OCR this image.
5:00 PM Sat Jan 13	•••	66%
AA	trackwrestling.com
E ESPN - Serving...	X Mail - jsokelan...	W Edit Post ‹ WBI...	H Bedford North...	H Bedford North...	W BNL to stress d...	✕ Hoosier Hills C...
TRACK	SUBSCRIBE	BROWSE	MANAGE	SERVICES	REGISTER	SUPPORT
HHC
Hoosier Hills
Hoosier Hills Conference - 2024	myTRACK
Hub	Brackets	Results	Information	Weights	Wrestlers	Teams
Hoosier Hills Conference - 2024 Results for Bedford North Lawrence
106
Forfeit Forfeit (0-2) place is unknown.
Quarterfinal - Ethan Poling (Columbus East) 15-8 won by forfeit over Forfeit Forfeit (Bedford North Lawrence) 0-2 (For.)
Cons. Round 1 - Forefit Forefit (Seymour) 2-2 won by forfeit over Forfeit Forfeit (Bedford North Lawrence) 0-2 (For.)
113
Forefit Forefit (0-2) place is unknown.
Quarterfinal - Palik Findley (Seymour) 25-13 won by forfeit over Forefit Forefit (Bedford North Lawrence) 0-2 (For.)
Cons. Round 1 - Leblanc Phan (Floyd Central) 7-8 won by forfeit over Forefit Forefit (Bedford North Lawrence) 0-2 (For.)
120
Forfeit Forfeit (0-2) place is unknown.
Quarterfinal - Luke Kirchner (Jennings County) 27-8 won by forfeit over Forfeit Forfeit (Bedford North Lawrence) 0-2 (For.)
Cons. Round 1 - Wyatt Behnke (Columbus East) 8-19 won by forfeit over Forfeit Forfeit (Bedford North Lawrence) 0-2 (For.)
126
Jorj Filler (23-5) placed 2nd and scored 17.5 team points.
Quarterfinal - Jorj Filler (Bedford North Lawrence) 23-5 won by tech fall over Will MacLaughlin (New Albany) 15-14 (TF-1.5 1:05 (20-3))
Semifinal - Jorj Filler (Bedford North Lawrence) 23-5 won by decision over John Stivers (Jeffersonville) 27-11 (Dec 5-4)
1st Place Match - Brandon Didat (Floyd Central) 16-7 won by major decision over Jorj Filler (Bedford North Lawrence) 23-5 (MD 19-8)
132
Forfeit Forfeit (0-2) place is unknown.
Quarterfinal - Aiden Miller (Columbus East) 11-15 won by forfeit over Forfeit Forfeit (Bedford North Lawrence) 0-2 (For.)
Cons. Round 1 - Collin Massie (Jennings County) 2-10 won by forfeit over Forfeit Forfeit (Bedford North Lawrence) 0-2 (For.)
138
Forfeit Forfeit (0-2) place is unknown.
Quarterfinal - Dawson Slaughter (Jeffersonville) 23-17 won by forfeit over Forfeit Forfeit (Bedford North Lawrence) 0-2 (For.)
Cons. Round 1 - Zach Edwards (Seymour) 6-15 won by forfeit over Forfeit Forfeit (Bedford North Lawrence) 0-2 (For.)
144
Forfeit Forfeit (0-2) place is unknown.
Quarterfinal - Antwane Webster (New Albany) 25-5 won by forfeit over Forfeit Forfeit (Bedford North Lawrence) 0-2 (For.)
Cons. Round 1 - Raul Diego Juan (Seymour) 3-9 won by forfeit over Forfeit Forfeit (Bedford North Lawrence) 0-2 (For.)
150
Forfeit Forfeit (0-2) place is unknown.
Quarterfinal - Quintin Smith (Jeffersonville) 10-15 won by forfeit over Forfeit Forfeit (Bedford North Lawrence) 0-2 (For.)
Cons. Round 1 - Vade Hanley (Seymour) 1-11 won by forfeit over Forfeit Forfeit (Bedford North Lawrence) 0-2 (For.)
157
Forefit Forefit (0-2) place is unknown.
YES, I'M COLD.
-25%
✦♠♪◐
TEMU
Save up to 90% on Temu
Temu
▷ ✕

Your goal: Look through the entries above for the word "Central". Copy every line where it shows up.

Correct answer:
Cons. Round 1 - Leblanc Phan (Floyd Central) 7-8 won by forfeit over Forefit Forefit (Bedford North Lawrence) 0-2 (For.)
1st Place Match - Brandon Didat (Floyd Central) 16-7 won by major decision over Jorj Filler (Bedford North Lawrence) 23-5 (MD 19-8)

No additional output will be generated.